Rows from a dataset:
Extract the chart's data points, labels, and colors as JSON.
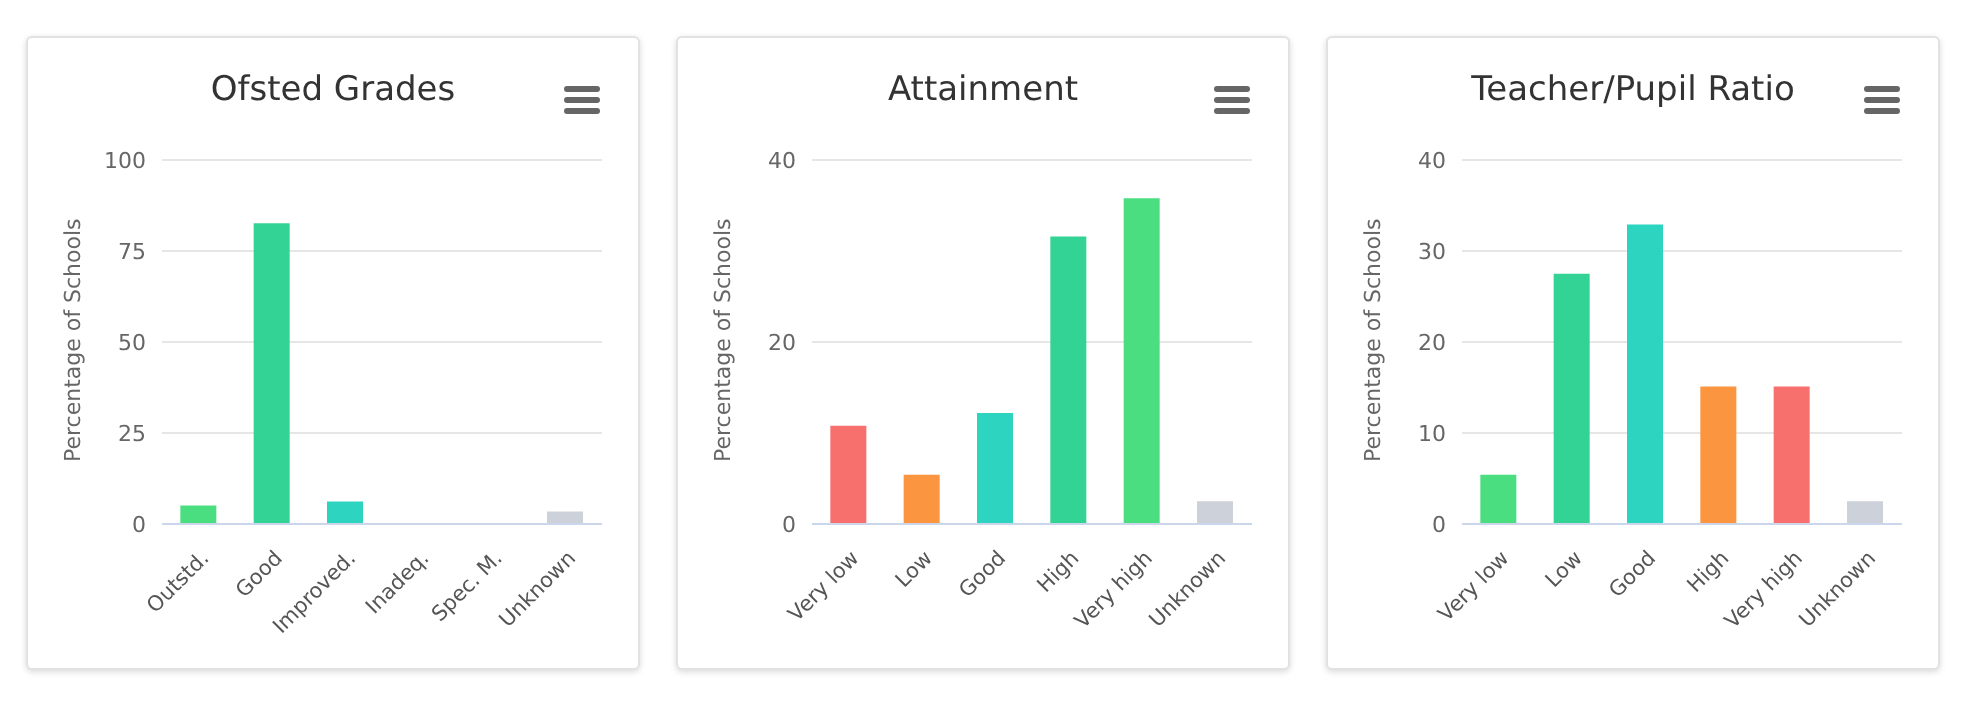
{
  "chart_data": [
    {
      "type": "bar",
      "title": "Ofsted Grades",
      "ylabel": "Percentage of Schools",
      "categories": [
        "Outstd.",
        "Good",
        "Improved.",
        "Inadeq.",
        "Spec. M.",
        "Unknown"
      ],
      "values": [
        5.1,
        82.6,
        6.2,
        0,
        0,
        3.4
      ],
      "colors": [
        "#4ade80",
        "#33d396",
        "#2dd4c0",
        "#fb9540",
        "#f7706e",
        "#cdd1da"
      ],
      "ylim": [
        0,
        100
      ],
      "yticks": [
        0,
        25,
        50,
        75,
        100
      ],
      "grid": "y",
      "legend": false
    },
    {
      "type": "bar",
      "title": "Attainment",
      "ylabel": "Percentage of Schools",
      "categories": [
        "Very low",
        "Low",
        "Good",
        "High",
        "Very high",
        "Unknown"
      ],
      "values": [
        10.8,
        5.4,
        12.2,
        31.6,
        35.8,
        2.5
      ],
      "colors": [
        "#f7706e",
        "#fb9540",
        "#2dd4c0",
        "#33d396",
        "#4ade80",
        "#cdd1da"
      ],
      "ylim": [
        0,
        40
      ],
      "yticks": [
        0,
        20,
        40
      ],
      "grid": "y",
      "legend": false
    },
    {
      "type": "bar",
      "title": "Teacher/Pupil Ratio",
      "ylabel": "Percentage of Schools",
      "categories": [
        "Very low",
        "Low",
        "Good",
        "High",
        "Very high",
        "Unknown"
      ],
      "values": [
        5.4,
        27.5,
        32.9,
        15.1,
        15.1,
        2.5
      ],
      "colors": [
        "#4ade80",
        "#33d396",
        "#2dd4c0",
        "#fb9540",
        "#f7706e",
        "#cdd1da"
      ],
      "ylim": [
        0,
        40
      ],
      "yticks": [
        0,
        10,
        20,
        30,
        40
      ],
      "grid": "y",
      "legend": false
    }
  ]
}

--

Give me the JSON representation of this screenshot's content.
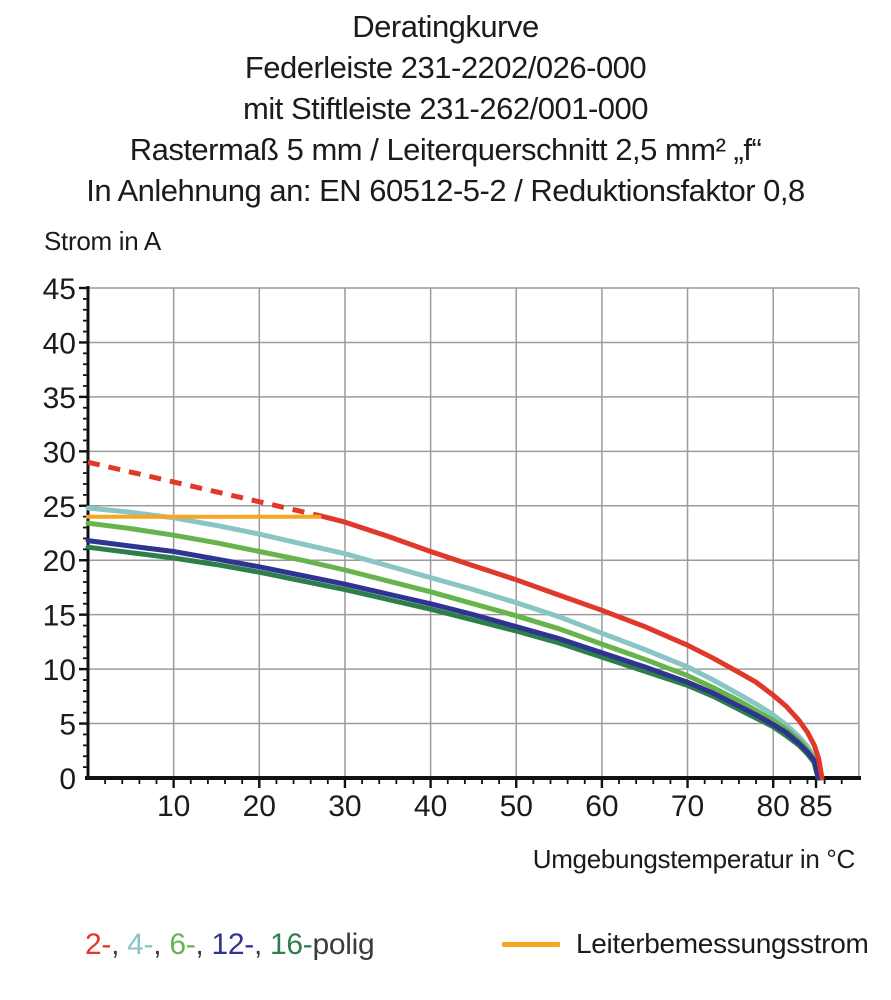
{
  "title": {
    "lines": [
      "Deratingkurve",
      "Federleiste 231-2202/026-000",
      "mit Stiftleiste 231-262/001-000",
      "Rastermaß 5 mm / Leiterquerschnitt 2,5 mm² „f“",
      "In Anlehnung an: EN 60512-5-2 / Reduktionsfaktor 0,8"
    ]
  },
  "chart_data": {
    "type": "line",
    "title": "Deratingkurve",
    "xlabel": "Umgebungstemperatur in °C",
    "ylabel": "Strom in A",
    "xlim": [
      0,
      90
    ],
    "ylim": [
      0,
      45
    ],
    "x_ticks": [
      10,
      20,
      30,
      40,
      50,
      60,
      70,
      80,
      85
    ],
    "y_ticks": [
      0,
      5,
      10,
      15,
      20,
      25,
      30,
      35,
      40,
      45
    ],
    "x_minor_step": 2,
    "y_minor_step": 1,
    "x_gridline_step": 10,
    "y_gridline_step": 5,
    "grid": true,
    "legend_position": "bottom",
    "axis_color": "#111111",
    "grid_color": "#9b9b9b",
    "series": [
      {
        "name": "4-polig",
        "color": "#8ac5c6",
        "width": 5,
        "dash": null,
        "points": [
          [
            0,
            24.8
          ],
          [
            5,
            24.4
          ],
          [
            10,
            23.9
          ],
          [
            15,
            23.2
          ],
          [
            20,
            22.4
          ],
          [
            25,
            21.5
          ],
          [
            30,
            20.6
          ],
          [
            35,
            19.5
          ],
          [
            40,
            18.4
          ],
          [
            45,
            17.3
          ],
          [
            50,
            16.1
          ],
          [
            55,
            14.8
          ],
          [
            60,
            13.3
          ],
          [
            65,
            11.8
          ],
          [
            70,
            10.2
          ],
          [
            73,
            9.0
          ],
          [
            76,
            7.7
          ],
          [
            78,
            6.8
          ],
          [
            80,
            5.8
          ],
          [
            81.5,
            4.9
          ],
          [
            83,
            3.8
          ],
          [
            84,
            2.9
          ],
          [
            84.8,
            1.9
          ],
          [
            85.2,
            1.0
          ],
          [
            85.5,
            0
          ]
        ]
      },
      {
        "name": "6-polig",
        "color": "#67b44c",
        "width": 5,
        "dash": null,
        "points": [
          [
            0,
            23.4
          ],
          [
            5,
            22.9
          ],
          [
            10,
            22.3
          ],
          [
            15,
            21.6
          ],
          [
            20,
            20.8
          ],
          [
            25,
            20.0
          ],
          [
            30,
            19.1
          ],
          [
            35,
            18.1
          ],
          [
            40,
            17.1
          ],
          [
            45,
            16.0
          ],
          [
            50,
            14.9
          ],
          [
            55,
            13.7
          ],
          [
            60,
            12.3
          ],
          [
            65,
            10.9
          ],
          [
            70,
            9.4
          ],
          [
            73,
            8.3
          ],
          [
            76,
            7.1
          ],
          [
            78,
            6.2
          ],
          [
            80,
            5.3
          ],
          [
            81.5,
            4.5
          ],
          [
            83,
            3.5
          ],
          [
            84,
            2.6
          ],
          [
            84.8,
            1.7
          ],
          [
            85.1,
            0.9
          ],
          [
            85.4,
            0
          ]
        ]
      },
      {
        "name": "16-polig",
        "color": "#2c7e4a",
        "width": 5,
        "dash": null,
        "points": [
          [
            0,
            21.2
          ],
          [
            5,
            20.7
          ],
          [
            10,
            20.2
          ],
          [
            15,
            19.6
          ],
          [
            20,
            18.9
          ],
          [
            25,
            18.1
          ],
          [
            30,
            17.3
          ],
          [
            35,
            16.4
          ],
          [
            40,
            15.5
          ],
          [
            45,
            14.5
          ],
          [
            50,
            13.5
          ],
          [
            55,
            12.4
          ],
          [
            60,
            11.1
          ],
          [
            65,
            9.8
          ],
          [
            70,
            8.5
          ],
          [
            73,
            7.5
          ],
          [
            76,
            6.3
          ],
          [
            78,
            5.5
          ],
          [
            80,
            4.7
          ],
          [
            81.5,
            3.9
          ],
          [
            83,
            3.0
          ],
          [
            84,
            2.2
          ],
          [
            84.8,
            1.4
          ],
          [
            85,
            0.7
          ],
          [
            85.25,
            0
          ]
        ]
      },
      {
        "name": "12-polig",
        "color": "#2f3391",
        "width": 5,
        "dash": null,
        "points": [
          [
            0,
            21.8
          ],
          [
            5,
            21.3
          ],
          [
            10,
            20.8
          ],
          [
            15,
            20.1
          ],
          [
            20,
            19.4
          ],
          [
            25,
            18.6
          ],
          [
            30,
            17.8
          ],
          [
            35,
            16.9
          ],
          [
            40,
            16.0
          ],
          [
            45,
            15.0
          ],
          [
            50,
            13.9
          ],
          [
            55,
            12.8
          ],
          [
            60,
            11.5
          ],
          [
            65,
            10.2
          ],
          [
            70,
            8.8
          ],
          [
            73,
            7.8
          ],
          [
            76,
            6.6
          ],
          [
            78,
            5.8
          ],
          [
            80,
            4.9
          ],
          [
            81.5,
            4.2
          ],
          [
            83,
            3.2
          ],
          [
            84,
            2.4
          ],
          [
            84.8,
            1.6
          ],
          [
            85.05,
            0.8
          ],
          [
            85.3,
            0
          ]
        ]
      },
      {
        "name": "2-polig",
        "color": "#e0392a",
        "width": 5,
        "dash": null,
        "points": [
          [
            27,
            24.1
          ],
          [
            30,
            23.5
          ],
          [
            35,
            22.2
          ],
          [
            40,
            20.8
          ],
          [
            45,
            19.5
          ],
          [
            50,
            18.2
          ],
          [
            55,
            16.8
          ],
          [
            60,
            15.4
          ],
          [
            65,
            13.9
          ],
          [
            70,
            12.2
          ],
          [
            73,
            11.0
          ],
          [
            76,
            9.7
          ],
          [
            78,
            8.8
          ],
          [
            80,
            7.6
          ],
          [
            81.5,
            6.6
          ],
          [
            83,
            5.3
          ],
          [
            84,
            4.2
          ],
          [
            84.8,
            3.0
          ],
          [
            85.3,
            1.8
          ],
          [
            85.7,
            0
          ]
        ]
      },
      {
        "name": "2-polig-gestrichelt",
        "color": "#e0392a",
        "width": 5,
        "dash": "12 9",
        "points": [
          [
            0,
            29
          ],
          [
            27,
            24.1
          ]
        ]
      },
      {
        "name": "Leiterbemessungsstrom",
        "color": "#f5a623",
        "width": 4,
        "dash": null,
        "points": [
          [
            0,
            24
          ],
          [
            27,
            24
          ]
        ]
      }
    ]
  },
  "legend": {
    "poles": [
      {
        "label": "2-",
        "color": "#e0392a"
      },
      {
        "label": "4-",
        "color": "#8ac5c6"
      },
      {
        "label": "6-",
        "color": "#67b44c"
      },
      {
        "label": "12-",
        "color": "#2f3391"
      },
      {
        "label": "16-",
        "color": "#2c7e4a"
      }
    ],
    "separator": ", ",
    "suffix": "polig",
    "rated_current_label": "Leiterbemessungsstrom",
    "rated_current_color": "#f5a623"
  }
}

--

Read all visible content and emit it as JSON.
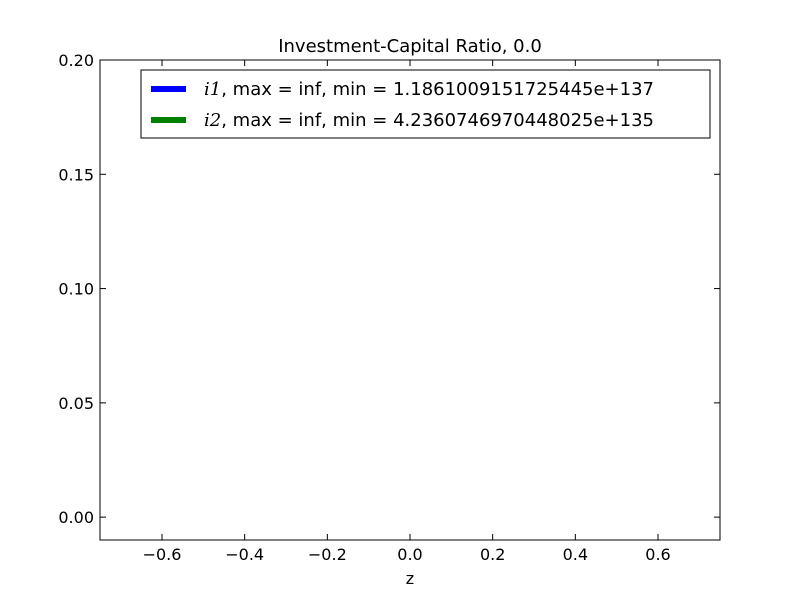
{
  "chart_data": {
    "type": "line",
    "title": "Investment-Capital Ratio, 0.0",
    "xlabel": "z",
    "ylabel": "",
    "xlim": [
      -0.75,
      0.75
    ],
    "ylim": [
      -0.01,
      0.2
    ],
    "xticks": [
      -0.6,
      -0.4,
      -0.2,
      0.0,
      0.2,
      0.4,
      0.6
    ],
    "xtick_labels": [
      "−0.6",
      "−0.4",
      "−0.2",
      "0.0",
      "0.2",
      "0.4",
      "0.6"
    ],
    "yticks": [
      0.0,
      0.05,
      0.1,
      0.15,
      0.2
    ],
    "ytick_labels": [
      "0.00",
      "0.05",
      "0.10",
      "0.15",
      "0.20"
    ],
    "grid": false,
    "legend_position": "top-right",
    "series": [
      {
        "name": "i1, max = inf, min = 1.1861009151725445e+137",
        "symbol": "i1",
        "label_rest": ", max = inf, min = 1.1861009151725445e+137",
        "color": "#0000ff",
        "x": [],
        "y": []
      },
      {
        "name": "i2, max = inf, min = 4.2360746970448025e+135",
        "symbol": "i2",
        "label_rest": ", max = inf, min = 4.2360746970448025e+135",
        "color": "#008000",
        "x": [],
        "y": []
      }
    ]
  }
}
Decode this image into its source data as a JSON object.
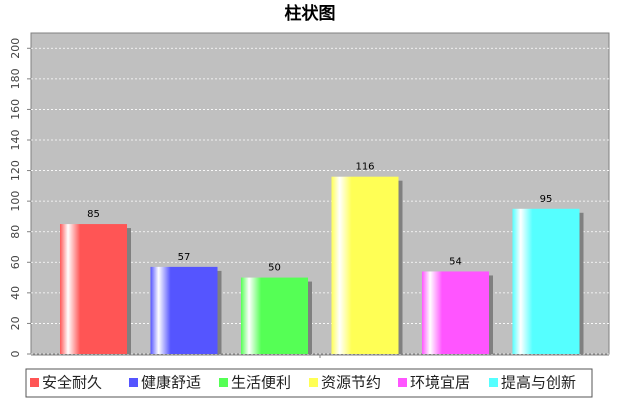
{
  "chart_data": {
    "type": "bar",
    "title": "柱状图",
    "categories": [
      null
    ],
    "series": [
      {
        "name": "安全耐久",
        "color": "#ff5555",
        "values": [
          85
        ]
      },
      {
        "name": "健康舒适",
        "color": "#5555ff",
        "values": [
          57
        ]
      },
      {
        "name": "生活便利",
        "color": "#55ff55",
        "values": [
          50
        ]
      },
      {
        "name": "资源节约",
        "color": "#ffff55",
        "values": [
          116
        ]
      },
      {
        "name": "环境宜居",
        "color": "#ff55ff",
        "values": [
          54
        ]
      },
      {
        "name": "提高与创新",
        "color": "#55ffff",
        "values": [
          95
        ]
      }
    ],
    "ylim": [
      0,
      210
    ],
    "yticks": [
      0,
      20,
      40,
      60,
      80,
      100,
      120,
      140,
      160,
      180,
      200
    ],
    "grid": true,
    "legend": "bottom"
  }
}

Instructions for the task: Among the entries above, identify all lines with "bottom" and copy them.

Final answer:
    "legend_position": "bottom",
    "legend": "bottom"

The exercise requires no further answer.